WHAT IS BEING ASKED -
Collect each line of the entries that holds the string "this".

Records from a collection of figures
★ ★ ★ ★ ★ ★ ★
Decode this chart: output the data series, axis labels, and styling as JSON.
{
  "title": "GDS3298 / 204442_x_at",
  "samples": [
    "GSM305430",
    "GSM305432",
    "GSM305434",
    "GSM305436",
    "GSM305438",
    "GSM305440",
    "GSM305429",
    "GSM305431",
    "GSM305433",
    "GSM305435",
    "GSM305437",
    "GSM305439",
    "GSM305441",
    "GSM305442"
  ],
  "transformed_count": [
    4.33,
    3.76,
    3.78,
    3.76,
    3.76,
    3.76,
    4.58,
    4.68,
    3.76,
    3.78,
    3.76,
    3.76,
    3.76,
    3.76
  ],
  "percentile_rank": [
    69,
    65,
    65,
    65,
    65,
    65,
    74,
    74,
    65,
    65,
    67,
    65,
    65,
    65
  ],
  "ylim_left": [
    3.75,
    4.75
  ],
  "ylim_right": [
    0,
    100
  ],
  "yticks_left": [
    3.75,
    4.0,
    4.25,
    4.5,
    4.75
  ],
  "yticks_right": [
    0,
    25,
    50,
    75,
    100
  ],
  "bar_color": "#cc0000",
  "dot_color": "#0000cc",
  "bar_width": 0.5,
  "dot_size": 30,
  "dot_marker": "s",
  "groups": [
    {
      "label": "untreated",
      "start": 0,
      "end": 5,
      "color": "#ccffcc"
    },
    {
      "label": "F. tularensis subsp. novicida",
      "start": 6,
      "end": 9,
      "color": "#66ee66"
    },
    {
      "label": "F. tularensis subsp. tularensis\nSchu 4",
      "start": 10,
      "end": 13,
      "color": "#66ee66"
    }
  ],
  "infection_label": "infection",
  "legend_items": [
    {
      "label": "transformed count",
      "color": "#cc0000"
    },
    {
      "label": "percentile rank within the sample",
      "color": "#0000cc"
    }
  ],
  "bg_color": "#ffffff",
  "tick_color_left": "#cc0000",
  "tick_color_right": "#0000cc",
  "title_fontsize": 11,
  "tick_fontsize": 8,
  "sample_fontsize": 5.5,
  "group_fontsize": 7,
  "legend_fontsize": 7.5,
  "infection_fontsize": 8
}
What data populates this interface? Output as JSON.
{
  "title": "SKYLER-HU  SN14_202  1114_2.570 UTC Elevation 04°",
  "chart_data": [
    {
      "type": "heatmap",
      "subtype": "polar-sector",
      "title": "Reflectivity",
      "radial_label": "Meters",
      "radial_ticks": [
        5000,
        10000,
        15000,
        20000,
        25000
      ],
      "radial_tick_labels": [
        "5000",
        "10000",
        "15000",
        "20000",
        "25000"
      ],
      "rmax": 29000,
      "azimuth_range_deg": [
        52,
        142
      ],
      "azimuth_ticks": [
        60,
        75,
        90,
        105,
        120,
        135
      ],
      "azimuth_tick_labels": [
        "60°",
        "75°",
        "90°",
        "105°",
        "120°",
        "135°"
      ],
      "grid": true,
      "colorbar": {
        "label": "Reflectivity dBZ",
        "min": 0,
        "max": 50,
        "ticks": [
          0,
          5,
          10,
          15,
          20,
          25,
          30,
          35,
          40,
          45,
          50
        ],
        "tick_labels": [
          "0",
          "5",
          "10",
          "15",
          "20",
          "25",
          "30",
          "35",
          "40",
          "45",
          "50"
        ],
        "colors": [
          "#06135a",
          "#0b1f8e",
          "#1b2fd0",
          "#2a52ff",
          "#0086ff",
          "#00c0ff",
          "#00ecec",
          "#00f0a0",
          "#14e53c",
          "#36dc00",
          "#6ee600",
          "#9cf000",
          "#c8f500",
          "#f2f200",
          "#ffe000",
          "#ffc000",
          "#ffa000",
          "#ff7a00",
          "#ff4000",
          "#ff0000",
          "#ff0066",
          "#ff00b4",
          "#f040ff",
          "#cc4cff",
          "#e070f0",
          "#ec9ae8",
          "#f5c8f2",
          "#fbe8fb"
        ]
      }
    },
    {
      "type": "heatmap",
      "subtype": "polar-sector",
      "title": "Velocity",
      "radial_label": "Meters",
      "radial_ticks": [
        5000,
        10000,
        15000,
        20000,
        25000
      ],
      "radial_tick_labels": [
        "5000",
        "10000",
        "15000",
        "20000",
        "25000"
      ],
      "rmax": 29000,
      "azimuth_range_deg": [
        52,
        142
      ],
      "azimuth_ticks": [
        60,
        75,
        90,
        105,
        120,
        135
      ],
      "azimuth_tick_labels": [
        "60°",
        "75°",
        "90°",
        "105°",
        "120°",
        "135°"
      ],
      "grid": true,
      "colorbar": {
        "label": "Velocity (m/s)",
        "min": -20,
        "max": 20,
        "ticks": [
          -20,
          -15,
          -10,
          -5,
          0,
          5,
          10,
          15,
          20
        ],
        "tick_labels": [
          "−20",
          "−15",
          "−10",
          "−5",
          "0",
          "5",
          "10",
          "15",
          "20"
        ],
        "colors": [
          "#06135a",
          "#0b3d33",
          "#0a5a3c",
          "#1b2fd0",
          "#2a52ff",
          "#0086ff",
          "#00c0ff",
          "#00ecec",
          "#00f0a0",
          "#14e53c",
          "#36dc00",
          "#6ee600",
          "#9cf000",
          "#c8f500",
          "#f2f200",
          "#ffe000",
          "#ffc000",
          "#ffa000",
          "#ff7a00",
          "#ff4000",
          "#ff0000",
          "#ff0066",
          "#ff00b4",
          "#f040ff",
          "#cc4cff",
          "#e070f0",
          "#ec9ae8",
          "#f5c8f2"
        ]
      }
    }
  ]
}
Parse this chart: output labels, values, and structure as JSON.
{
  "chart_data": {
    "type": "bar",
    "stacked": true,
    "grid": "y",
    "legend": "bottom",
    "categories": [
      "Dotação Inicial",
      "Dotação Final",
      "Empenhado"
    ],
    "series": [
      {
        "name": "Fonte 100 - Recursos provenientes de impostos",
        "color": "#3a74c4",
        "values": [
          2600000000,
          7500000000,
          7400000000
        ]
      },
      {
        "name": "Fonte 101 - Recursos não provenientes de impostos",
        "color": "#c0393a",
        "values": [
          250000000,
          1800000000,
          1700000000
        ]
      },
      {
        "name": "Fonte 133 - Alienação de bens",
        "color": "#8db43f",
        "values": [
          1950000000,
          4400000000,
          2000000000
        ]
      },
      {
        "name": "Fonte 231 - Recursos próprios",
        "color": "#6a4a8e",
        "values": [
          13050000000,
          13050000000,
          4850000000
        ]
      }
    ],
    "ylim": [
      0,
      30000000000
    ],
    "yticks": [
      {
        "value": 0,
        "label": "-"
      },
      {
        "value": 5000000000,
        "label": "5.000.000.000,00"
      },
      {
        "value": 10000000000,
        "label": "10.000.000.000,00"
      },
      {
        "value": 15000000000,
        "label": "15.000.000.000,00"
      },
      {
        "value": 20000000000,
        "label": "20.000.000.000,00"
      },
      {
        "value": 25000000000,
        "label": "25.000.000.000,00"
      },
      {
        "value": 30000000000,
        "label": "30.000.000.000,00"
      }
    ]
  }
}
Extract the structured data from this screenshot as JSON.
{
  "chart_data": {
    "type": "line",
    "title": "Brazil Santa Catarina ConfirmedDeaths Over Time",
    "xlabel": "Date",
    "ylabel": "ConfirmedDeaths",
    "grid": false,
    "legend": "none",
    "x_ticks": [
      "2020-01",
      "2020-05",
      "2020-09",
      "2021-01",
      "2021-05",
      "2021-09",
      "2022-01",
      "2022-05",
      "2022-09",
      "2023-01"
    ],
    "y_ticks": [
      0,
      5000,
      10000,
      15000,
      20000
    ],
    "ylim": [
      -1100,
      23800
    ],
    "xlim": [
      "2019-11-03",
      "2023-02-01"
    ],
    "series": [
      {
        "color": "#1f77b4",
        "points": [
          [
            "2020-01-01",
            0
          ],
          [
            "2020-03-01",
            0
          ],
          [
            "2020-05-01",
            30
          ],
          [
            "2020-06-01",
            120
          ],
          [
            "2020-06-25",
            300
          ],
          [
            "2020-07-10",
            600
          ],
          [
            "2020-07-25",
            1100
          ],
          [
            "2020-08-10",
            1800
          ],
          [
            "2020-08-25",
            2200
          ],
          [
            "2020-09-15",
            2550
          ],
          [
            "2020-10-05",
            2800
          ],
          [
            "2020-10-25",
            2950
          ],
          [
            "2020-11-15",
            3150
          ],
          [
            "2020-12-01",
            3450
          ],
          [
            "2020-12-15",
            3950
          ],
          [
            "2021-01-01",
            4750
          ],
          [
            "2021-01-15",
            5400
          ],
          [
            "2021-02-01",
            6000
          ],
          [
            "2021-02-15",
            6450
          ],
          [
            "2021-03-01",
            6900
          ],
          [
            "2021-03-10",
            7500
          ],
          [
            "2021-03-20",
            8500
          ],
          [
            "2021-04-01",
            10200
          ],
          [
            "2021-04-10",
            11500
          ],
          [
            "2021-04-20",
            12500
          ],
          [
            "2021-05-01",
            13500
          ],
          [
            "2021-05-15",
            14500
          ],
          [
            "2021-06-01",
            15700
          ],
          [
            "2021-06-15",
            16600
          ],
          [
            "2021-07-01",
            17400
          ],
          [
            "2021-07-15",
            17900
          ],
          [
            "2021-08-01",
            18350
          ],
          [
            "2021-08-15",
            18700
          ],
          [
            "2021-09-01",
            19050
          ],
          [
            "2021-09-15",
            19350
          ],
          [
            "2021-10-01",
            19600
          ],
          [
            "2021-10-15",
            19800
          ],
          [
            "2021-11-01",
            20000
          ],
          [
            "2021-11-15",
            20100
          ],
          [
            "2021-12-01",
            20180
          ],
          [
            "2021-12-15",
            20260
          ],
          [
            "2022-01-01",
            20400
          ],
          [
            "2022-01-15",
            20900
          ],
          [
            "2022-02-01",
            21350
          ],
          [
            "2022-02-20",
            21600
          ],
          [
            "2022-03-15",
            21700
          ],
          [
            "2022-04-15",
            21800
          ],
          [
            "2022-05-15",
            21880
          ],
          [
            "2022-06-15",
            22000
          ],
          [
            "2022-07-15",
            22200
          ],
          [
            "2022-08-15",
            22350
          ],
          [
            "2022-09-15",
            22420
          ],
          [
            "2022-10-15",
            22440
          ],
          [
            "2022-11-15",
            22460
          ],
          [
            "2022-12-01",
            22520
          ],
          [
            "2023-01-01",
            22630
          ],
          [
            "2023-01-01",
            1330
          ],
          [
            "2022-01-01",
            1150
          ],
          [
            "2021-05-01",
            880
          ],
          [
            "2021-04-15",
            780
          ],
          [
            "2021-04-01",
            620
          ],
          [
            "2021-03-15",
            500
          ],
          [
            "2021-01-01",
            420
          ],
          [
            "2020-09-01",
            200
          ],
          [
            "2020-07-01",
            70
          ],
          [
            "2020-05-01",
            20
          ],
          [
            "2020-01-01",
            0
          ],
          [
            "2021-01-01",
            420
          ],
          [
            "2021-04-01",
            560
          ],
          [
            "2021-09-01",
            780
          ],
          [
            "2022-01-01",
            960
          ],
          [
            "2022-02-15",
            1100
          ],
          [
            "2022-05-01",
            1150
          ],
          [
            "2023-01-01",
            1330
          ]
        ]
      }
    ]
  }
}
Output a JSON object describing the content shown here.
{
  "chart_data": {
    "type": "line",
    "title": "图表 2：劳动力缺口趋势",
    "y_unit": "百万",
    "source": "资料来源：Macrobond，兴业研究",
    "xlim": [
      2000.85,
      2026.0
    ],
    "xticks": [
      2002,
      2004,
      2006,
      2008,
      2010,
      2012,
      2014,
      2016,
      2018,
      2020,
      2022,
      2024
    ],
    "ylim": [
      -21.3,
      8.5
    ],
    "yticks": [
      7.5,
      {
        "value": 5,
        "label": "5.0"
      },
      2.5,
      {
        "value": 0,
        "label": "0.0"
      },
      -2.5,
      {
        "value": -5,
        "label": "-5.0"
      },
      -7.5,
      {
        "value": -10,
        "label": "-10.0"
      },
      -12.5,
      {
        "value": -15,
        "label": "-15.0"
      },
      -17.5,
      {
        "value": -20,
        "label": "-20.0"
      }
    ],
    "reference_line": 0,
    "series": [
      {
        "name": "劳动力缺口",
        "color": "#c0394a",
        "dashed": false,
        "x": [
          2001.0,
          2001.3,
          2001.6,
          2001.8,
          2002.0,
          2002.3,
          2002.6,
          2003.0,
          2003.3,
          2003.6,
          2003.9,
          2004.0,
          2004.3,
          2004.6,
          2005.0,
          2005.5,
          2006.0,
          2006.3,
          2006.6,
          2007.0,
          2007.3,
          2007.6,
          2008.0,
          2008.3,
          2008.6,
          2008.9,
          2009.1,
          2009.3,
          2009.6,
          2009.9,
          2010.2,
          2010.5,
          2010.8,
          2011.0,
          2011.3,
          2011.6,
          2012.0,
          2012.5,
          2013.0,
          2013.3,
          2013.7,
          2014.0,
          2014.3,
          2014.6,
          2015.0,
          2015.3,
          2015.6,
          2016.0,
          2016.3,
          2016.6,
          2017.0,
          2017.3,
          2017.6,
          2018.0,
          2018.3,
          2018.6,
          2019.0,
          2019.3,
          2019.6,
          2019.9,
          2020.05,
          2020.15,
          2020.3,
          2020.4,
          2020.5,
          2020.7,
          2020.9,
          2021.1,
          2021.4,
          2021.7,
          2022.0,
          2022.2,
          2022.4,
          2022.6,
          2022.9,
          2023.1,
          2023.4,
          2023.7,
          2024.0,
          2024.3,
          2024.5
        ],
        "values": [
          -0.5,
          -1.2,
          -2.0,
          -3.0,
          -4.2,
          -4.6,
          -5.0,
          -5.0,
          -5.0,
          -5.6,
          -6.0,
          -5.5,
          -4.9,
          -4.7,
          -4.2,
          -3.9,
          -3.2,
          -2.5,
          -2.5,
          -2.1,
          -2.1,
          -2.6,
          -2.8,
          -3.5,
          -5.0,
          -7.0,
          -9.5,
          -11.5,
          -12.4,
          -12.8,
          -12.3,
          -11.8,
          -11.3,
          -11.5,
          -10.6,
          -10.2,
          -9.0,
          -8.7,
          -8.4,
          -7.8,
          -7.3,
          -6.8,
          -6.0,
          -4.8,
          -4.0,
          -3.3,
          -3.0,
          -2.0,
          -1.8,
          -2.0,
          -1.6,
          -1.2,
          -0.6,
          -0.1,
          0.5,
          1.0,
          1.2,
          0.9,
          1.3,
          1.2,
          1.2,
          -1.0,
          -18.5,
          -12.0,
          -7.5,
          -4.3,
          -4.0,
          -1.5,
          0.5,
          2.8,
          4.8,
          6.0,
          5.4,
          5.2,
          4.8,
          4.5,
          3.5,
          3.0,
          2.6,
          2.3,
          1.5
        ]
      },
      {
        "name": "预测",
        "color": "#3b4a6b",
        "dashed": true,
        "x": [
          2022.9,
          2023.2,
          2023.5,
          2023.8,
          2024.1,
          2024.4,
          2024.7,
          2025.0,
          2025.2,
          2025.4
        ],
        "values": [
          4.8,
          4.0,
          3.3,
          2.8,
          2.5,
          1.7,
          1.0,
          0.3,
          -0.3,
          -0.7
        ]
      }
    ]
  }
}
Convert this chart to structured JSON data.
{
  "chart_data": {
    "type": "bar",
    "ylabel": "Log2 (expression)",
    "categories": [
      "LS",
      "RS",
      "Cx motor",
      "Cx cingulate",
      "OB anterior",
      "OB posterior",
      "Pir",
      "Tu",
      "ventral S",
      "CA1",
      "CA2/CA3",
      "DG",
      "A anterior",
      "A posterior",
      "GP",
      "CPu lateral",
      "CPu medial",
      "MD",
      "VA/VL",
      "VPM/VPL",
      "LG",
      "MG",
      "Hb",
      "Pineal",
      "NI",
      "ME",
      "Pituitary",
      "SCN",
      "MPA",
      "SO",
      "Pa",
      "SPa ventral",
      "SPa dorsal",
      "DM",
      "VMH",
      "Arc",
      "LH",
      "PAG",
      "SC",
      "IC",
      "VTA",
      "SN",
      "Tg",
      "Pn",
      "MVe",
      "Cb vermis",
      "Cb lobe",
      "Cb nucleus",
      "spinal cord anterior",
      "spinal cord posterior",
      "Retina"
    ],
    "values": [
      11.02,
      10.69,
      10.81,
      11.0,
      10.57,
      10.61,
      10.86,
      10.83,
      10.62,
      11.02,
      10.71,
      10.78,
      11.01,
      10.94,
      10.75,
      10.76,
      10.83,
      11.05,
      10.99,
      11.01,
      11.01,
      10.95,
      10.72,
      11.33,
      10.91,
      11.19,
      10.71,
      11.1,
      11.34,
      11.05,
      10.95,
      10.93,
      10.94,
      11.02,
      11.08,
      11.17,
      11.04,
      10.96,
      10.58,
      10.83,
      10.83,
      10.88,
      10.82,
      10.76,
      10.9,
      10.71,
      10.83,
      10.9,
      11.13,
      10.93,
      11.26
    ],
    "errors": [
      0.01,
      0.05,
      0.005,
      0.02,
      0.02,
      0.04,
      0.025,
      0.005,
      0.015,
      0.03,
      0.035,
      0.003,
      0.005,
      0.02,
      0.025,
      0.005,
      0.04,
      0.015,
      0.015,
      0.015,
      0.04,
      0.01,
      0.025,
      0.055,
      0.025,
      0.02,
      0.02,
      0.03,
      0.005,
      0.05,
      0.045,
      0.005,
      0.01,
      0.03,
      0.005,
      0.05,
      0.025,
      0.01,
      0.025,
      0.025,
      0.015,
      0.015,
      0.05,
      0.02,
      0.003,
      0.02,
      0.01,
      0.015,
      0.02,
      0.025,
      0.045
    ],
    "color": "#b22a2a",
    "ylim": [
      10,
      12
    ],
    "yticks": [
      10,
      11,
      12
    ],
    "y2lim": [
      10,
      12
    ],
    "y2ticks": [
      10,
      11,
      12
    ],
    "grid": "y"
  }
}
★ ★ ★ ★ ★ ★ ★
EXERCISE SOLUTION -
Decode this chart: output the data series, axis labels, and styling as JSON.
What data populates this interface? Output as JSON.
Parse this chart: output labels, values, and structure as JSON.
Extract the structured data from this screenshot as JSON.
Convert this chart to structured JSON data.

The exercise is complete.